Direction: Below are some records; return each one exactly.

Supplied information:
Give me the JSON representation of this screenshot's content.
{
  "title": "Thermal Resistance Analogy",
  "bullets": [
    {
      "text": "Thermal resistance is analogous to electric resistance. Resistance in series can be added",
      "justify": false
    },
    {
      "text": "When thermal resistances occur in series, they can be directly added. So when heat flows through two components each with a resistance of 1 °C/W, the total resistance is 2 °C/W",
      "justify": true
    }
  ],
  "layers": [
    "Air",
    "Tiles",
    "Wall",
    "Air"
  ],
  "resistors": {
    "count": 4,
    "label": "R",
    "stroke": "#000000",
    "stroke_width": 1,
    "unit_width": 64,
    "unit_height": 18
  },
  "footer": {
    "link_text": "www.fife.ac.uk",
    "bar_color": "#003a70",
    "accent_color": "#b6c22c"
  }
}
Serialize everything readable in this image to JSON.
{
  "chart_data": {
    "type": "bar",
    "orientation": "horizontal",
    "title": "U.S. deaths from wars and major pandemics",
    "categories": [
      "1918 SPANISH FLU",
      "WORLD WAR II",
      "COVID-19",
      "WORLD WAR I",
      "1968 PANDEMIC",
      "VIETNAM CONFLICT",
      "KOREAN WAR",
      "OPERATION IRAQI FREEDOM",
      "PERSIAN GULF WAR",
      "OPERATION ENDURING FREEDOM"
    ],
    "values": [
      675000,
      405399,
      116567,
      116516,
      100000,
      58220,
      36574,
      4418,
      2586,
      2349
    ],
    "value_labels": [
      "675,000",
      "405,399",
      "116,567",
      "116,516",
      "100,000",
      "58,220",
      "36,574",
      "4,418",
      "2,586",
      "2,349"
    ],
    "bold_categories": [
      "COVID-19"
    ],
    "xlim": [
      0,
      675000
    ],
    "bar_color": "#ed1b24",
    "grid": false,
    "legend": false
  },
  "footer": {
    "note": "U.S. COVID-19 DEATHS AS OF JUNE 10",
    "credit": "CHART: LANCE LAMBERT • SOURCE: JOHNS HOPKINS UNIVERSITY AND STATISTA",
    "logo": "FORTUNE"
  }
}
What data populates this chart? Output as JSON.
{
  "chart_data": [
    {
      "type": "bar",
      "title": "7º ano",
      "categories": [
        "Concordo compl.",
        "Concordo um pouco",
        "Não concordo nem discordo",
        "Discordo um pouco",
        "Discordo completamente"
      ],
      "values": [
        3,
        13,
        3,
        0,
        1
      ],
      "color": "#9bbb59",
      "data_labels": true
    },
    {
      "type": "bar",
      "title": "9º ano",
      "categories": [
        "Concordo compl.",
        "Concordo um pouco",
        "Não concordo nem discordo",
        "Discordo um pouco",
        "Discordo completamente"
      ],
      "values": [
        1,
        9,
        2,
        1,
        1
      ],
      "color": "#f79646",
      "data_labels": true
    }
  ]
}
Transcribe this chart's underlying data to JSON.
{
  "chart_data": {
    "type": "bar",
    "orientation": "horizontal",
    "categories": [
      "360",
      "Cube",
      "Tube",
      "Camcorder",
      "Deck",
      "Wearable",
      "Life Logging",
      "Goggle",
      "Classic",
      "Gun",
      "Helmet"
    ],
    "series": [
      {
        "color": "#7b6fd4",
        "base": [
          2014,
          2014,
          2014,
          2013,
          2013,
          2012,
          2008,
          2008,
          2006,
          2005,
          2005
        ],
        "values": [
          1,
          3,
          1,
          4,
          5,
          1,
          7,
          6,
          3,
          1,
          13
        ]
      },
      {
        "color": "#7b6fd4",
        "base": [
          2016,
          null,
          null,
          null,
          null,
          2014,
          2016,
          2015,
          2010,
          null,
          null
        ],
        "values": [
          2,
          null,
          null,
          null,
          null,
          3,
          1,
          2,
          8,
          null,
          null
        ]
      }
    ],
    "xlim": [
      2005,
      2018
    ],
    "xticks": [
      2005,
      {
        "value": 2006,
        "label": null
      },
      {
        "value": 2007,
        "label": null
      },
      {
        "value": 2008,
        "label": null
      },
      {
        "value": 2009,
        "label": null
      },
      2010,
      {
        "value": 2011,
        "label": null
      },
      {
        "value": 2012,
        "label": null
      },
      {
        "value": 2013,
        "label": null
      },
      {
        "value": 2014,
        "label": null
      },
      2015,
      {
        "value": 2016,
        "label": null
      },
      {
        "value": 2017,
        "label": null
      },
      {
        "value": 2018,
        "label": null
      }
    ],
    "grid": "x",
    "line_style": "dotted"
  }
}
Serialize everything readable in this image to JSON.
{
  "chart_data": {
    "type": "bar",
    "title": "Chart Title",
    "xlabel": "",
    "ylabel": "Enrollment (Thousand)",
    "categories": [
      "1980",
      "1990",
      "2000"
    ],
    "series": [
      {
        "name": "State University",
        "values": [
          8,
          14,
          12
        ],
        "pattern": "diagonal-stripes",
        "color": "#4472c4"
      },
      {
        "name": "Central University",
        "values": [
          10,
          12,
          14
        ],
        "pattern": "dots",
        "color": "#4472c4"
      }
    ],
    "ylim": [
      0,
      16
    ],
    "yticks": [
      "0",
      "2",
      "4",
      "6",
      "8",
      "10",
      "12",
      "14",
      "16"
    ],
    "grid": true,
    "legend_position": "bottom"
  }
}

Result of this exercise:
Give me the JSON representation of this screenshot's content.
{
  "title": "Thermal Resistance Analogy",
  "bullets": [
    {
      "text": "Thermal resistance is analogous to electric resistance. Resistance in series can be added",
      "justify": false
    },
    {
      "text": "When thermal resistances occur in series, they can be directly added. So when heat flows through two components each with a resistance of 1 °C/W, the total resistance is 2 °C/W",
      "justify": true
    }
  ],
  "layers": [
    "Air",
    "Tiles",
    "Wall",
    "Air"
  ],
  "resistors": {
    "count": 4,
    "label": "R",
    "stroke": "#000000",
    "stroke_width": 1,
    "unit_width": 64,
    "unit_height": 18
  },
  "footer": {
    "link_text": "www.fife.ac.uk",
    "bar_color": "#003a70",
    "accent_color": "#b6c22c"
  }
}
Serialize everything readable in this image to JSON.
{
  "chart_data": {
    "type": "bar",
    "orientation": "horizontal",
    "title": "U.S. deaths from wars and major pandemics",
    "categories": [
      "1918 SPANISH FLU",
      "WORLD WAR II",
      "COVID-19",
      "WORLD WAR I",
      "1968 PANDEMIC",
      "VIETNAM CONFLICT",
      "KOREAN WAR",
      "OPERATION IRAQI FREEDOM",
      "PERSIAN GULF WAR",
      "OPERATION ENDURING FREEDOM"
    ],
    "values": [
      675000,
      405399,
      116567,
      116516,
      100000,
      58220,
      36574,
      4418,
      2586,
      2349
    ],
    "value_labels": [
      "675,000",
      "405,399",
      "116,567",
      "116,516",
      "100,000",
      "58,220",
      "36,574",
      "4,418",
      "2,586",
      "2,349"
    ],
    "bold_categories": [
      "COVID-19"
    ],
    "xlim": [
      0,
      675000
    ],
    "bar_color": "#ed1b24",
    "grid": false,
    "legend": false
  },
  "footer": {
    "note": "U.S. COVID-19 DEATHS AS OF JUNE 10",
    "credit": "CHART: LANCE LAMBERT • SOURCE: JOHNS HOPKINS UNIVERSITY AND STATISTA",
    "logo": "FORTUNE"
  }
}
What data populates this chart? Output as JSON.
{
  "chart_data": [
    {
      "type": "bar",
      "title": "7º ano",
      "categories": [
        "Concordo compl.",
        "Concordo um pouco",
        "Não concordo nem discordo",
        "Discordo um pouco",
        "Discordo completamente"
      ],
      "values": [
        3,
        13,
        3,
        0,
        1
      ],
      "color": "#9bbb59",
      "data_labels": true
    },
    {
      "type": "bar",
      "title": "9º ano",
      "categories": [
        "Concordo compl.",
        "Concordo um pouco",
        "Não concordo nem discordo",
        "Discordo um pouco",
        "Discordo completamente"
      ],
      "values": [
        1,
        9,
        2,
        1,
        1
      ],
      "color": "#f79646",
      "data_labels": true
    }
  ]
}
Transcribe this chart's underlying data to JSON.
{
  "chart_data": {
    "type": "bar",
    "orientation": "horizontal",
    "categories": [
      "360",
      "Cube",
      "Tube",
      "Camcorder",
      "Deck",
      "Wearable",
      "Life Logging",
      "Goggle",
      "Classic",
      "Gun",
      "Helmet"
    ],
    "series": [
      {
        "color": "#7b6fd4",
        "base": [
          2014,
          2014,
          2014,
          2013,
          2013,
          2012,
          2008,
          2008,
          2006,
          2005,
          2005
        ],
        "values": [
          1,
          3,
          1,
          4,
          5,
          1,
          7,
          6,
          3,
          1,
          13
        ]
      },
      {
        "color": "#7b6fd4",
        "base": [
          2016,
          null,
          null,
          null,
          null,
          2014,
          2016,
          2015,
          2010,
          null,
          null
        ],
        "values": [
          2,
          null,
          null,
          null,
          null,
          3,
          1,
          2,
          8,
          null,
          null
        ]
      }
    ],
    "xlim": [
      2005,
      2018
    ],
    "xticks": [
      2005,
      {
        "value": 2006,
        "label": null
      },
      {
        "value": 2007,
        "label": null
      },
      {
        "value": 2008,
        "label": null
      },
      {
        "value": 2009,
        "label": null
      },
      2010,
      {
        "value": 2011,
        "label": null
      },
      {
        "value": 2012,
        "label": null
      },
      {
        "value": 2013,
        "label": null
      },
      {
        "value": 2014,
        "label": null
      },
      2015,
      {
        "value": 2016,
        "label": null
      },
      {
        "value": 2017,
        "label": null
      },
      {
        "value": 2018,
        "label": null
      }
    ],
    "grid": "x",
    "line_style": "dotted"
  }
}
Serialize everything readable in this image to JSON.
{
  "chart_data": {
    "type": "bar",
    "title": "Chart Title",
    "xlabel": "",
    "ylabel": "Enrollment (Thousand)",
    "categories": [
      "1980",
      "1990",
      "2000"
    ],
    "series": [
      {
        "name": "State University",
        "values": [
          8,
          14,
          12
        ],
        "pattern": "diagonal-stripes",
        "color": "#4472c4"
      },
      {
        "name": "Central University",
        "values": [
          10,
          12,
          14
        ],
        "pattern": "dots",
        "color": "#4472c4"
      }
    ],
    "ylim": [
      0,
      16
    ],
    "yticks": [
      "0",
      "2",
      "4",
      "6",
      "8",
      "10",
      "12",
      "14",
      "16"
    ],
    "grid": true,
    "legend_position": "bottom"
  }
}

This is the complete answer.